### Required task:
Return each entry exactly, omitting nothing.

----------------------------------------

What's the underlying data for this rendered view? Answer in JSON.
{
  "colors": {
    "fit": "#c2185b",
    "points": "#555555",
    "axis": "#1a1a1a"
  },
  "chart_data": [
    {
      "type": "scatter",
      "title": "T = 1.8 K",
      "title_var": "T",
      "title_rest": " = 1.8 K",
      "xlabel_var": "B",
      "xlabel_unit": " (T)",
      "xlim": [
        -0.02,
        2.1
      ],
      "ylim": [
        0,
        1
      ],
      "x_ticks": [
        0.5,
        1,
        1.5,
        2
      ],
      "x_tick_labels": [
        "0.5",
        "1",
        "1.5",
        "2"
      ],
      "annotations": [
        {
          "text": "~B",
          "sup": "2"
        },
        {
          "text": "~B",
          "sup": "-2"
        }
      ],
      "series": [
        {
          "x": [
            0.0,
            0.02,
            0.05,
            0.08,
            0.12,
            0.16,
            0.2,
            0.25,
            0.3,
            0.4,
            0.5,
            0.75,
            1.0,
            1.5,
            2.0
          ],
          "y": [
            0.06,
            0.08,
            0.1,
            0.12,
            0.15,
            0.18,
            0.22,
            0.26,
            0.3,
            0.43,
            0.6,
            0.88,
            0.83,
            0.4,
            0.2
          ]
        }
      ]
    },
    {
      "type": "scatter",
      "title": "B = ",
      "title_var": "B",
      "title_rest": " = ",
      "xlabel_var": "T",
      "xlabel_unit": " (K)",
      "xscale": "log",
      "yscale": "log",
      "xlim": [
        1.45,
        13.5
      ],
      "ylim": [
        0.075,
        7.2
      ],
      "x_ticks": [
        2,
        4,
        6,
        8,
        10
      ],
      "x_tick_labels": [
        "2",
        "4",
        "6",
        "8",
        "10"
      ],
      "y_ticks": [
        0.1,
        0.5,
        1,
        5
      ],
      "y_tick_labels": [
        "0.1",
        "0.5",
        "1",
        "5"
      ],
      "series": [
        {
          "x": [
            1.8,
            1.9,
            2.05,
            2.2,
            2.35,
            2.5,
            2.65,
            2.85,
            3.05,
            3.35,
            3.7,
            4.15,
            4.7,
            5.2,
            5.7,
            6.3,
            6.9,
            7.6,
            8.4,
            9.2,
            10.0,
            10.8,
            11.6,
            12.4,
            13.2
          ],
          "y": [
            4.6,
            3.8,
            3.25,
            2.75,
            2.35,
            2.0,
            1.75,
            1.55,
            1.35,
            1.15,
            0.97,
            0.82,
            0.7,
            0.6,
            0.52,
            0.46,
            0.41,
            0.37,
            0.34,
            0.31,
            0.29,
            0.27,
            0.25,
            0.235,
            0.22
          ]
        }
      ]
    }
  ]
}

----------------------------------------

### Answer to the exercise:
What's the underlying data for this rendered view? Answer in JSON.
{
  "colors": {
    "fit": "#c2185b",
    "points": "#555555",
    "axis": "#1a1a1a"
  },
  "chart_data": [
    {
      "type": "scatter",
      "title": "T = 1.8 K",
      "title_var": "T",
      "title_rest": " = 1.8 K",
      "xlabel_var": "B",
      "xlabel_unit": " (T)",
      "xlim": [
        -0.02,
        2.1
      ],
      "ylim": [
        0,
        1
      ],
      "x_ticks": [
        0.5,
        1,
        1.5,
        2
      ],
      "x_tick_labels": [
        "0.5",
        "1",
        "1.5",
        "2"
      ],
      "annotations": [
        {
          "text": "~B",
          "sup": "2"
        },
        {
          "text": "~B",
          "sup": "-2"
        }
      ],
      "series": [
        {
          "x": [
            0.0,
            0.02,
            0.05,
            0.08,
            0.12,
            0.16,
            0.2,
            0.25,
            0.3,
            0.4,
            0.5,
            0.75,
            1.0,
            1.5,
            2.0
          ],
          "y": [
            0.06,
            0.08,
            0.1,
            0.12,
            0.15,
            0.18,
            0.22,
            0.26,
            0.3,
            0.43,
            0.6,
            0.88,
            0.83,
            0.4,
            0.2
          ]
        }
      ]
    },
    {
      "type": "scatter",
      "title": "B = ",
      "title_var": "B",
      "title_rest": " = ",
      "xlabel_var": "T",
      "xlabel_unit": " (K)",
      "xscale": "log",
      "yscale": "log",
      "xlim": [
        1.45,
        13.5
      ],
      "ylim": [
        0.075,
        7.2
      ],
      "x_ticks": [
        2,
        4,
        6,
        8,
        10
      ],
      "x_tick_labels": [
        "2",
        "4",
        "6",
        "8",
        "10"
      ],
      "y_ticks": [
        0.1,
        0.5,
        1,
        5
      ],
      "y_tick_labels": [
        "0.1",
        "0.5",
        "1",
        "5"
      ],
      "series": [
        {
          "x": [
            1.8,
            1.9,
            2.05,
            2.2,
            2.35,
            2.5,
            2.65,
            2.85,
            3.05,
            3.35,
            3.7,
            4.15,
            4.7,
            5.2,
            5.7,
            6.3,
            6.9,
            7.6,
            8.4,
            9.2,
            10.0,
            10.8,
            11.6,
            12.4,
            13.2
          ],
          "y": [
            4.6,
            3.8,
            3.25,
            2.75,
            2.35,
            2.0,
            1.75,
            1.55,
            1.35,
            1.15,
            0.97,
            0.82,
            0.7,
            0.6,
            0.52,
            0.46,
            0.41,
            0.37,
            0.34,
            0.31,
            0.29,
            0.27,
            0.25,
            0.235,
            0.22
          ]
        }
      ]
    }
  ]
}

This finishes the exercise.